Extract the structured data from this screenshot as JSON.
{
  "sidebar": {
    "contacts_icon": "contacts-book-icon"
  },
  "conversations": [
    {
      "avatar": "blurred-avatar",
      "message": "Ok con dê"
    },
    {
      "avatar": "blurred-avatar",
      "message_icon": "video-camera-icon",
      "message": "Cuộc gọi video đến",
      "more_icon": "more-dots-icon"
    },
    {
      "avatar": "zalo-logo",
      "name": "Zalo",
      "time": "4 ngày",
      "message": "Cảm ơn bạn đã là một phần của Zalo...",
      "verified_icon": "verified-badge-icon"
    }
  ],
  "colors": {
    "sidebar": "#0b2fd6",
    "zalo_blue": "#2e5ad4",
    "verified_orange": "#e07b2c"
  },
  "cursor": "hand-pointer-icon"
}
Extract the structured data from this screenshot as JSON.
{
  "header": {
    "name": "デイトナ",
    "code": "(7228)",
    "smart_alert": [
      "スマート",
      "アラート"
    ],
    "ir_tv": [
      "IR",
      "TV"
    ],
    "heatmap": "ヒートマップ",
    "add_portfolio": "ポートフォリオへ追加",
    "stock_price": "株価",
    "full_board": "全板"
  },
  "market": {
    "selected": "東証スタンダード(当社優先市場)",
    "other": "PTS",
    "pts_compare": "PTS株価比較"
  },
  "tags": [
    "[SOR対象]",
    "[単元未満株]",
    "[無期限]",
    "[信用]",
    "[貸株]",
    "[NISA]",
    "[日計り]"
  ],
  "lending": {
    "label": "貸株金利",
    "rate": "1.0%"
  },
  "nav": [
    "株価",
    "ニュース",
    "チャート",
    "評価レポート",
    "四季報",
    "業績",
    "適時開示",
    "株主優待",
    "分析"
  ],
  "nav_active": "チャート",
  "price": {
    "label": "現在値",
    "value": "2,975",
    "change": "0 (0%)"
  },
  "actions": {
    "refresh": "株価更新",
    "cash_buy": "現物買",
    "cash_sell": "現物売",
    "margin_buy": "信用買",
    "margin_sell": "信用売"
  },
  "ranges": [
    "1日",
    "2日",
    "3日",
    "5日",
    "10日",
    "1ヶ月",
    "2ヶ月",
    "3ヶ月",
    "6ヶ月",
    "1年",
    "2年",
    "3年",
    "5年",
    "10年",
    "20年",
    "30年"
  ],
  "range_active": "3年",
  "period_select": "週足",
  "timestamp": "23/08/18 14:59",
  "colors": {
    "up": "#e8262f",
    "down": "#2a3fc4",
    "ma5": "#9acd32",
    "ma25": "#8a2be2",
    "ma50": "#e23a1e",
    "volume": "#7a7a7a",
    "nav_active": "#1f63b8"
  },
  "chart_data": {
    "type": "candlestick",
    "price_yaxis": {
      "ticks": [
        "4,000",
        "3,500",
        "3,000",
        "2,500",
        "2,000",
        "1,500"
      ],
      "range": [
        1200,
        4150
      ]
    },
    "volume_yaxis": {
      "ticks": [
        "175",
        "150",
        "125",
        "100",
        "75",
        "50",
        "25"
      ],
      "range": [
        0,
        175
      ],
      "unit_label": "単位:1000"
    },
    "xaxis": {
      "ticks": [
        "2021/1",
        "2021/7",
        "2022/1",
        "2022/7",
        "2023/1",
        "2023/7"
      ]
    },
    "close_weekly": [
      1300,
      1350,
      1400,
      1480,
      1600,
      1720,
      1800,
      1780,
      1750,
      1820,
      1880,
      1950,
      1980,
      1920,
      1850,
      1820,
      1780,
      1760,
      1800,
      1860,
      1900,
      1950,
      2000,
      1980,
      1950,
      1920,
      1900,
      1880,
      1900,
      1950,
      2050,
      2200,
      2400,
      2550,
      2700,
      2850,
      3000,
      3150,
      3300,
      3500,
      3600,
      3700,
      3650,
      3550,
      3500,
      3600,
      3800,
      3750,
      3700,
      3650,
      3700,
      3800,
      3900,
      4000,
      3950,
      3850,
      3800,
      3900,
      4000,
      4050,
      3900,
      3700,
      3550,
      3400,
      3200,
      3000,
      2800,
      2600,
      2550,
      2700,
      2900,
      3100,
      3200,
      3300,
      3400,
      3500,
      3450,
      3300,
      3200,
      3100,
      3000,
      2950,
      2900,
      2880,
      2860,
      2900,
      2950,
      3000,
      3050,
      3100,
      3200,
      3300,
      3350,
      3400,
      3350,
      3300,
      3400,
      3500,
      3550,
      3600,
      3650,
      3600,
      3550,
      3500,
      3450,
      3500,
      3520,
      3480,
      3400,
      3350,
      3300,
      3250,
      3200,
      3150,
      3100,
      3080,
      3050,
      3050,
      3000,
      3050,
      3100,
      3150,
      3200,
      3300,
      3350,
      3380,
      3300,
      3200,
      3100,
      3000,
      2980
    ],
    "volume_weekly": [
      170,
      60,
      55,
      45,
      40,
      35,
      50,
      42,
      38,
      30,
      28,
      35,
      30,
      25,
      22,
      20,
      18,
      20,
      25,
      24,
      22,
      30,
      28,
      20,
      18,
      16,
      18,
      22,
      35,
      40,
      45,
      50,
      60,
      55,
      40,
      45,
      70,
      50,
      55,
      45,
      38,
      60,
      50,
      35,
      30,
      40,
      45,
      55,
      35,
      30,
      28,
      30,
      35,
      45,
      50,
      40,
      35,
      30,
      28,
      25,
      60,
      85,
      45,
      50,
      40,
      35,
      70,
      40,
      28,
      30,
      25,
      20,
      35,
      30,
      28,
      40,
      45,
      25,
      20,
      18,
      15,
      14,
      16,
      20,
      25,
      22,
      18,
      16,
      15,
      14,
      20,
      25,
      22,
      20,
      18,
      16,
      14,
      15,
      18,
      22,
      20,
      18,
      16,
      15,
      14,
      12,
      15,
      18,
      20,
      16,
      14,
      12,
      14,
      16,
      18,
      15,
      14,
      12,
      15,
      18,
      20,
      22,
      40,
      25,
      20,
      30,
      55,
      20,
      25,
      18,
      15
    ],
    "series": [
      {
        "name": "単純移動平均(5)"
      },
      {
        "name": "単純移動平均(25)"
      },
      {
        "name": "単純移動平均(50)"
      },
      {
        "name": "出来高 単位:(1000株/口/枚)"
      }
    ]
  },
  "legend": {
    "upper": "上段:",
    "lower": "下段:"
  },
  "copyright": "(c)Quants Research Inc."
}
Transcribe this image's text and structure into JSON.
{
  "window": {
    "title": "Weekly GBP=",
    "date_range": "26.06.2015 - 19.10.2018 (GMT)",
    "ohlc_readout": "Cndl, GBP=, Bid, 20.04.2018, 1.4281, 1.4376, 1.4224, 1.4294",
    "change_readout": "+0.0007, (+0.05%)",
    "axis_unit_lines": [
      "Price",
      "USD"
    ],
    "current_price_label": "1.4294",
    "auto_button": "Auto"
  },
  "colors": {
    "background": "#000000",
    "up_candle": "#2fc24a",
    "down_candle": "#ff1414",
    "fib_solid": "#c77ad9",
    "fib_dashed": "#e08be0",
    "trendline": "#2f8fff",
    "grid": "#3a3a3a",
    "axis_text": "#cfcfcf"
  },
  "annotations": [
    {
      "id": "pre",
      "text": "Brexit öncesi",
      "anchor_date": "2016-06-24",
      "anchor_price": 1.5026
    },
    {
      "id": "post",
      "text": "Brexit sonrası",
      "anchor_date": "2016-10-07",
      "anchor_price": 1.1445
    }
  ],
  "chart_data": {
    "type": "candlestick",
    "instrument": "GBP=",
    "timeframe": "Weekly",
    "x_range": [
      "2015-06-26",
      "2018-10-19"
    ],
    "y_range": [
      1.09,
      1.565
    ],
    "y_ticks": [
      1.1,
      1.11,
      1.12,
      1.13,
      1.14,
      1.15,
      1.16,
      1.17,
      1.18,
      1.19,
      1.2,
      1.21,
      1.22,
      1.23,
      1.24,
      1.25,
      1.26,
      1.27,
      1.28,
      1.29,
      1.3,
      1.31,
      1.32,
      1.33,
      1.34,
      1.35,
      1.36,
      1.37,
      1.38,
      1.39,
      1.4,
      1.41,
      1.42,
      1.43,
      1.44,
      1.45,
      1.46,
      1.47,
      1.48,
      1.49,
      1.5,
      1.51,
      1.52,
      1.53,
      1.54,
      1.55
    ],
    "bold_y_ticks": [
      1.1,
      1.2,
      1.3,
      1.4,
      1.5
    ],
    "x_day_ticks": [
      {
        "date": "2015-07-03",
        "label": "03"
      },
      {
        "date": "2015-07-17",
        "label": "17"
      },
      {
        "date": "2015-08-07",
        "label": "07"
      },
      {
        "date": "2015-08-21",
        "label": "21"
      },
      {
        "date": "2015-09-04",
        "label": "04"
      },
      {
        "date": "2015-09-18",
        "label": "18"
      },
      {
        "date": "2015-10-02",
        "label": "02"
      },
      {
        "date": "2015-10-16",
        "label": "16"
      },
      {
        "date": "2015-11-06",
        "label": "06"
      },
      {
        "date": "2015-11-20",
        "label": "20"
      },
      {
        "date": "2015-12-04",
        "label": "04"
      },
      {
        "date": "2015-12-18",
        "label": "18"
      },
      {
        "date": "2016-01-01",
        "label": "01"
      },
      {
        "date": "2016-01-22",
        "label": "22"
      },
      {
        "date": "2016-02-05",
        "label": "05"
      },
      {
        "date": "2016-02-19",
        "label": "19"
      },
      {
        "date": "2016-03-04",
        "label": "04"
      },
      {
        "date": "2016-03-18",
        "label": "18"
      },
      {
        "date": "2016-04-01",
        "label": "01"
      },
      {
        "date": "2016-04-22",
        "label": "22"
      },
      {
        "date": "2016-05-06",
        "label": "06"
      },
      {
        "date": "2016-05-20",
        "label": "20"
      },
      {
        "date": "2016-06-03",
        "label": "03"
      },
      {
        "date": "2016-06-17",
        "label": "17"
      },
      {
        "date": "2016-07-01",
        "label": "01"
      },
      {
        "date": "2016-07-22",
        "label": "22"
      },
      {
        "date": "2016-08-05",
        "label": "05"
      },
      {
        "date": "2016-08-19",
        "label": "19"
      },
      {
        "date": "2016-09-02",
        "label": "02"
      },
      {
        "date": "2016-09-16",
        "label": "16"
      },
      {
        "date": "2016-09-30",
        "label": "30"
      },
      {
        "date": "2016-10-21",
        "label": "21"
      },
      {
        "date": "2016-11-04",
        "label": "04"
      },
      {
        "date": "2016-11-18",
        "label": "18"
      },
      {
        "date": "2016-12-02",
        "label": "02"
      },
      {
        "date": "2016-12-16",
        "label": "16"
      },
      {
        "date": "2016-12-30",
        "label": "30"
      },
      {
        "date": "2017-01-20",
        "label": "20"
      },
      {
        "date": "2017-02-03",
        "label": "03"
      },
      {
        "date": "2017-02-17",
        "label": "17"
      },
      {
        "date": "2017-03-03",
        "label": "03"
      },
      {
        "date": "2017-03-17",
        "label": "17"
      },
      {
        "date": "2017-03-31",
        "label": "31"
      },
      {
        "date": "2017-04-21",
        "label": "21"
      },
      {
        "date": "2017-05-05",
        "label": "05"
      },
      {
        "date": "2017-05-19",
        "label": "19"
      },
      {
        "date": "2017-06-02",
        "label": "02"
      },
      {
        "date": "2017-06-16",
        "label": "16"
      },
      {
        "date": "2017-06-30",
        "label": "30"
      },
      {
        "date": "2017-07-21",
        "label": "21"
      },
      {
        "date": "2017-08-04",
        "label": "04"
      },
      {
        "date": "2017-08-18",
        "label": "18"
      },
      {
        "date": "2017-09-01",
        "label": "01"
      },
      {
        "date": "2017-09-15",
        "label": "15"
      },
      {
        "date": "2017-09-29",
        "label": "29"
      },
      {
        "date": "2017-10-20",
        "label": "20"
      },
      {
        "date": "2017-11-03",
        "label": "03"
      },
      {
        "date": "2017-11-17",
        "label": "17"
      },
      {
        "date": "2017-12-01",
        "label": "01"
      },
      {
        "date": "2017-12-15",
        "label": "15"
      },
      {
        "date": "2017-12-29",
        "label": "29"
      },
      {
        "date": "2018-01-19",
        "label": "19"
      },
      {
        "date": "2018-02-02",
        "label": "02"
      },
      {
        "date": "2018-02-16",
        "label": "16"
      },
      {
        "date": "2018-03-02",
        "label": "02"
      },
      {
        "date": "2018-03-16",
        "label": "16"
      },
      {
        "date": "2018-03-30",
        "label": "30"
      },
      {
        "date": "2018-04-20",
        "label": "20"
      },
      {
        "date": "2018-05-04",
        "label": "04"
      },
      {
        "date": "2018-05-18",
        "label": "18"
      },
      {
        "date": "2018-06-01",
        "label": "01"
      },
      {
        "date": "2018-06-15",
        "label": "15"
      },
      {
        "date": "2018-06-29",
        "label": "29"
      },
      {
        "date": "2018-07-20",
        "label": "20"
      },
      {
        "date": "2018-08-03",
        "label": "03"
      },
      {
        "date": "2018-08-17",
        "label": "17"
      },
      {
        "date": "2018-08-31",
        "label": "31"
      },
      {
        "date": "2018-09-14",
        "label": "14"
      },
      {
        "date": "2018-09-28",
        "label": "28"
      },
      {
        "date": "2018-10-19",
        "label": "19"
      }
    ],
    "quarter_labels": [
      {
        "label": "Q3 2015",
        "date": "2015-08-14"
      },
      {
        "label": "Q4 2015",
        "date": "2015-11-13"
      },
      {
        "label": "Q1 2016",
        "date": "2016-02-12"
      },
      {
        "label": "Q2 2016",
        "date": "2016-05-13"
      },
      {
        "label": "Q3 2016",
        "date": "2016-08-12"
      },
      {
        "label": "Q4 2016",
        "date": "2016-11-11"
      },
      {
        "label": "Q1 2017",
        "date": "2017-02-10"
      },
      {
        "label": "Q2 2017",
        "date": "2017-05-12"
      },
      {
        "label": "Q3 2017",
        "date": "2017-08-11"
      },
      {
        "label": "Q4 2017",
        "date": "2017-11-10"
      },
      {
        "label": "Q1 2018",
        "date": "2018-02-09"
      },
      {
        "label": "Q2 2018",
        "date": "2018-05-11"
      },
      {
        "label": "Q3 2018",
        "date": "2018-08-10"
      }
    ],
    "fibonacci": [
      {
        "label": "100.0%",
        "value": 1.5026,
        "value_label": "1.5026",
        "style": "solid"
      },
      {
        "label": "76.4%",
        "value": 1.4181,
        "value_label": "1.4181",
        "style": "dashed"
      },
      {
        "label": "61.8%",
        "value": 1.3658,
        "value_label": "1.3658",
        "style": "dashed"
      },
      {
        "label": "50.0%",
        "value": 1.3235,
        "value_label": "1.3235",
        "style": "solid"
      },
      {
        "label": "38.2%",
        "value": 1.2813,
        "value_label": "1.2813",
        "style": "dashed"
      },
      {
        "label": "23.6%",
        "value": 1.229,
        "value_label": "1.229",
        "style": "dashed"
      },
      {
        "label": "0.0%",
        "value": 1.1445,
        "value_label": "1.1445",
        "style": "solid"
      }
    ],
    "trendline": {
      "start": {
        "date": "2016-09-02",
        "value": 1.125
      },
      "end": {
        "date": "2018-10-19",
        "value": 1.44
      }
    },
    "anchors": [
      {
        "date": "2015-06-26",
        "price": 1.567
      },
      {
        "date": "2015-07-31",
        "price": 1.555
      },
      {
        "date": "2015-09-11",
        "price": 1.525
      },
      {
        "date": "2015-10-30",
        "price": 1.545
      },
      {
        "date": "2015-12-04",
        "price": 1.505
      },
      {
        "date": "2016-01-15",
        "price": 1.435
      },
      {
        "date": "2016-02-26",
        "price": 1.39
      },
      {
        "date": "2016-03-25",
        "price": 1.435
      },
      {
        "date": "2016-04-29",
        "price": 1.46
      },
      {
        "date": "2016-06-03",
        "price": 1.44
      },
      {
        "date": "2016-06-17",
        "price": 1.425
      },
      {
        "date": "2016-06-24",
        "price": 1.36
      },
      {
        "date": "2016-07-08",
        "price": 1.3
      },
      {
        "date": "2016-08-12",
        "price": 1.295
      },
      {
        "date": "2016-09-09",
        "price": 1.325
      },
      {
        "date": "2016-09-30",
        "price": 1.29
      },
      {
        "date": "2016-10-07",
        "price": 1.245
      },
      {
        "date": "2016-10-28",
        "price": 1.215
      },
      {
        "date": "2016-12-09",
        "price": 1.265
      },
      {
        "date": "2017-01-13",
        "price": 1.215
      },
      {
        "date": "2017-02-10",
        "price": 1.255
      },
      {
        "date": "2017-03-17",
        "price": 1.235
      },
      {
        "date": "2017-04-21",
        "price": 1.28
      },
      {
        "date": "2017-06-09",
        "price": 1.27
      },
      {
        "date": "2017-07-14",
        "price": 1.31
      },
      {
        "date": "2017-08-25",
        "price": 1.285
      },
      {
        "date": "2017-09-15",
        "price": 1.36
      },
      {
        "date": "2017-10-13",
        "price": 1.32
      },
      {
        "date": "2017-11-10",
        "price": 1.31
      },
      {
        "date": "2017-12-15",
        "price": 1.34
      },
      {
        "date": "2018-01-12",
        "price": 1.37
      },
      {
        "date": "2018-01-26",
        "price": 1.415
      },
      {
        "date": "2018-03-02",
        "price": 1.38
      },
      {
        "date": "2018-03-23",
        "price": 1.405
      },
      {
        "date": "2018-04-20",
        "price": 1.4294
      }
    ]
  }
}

******************************

### Goal
Give the number of lines in the records that contain the string "video", with no other output.

### Written answer
2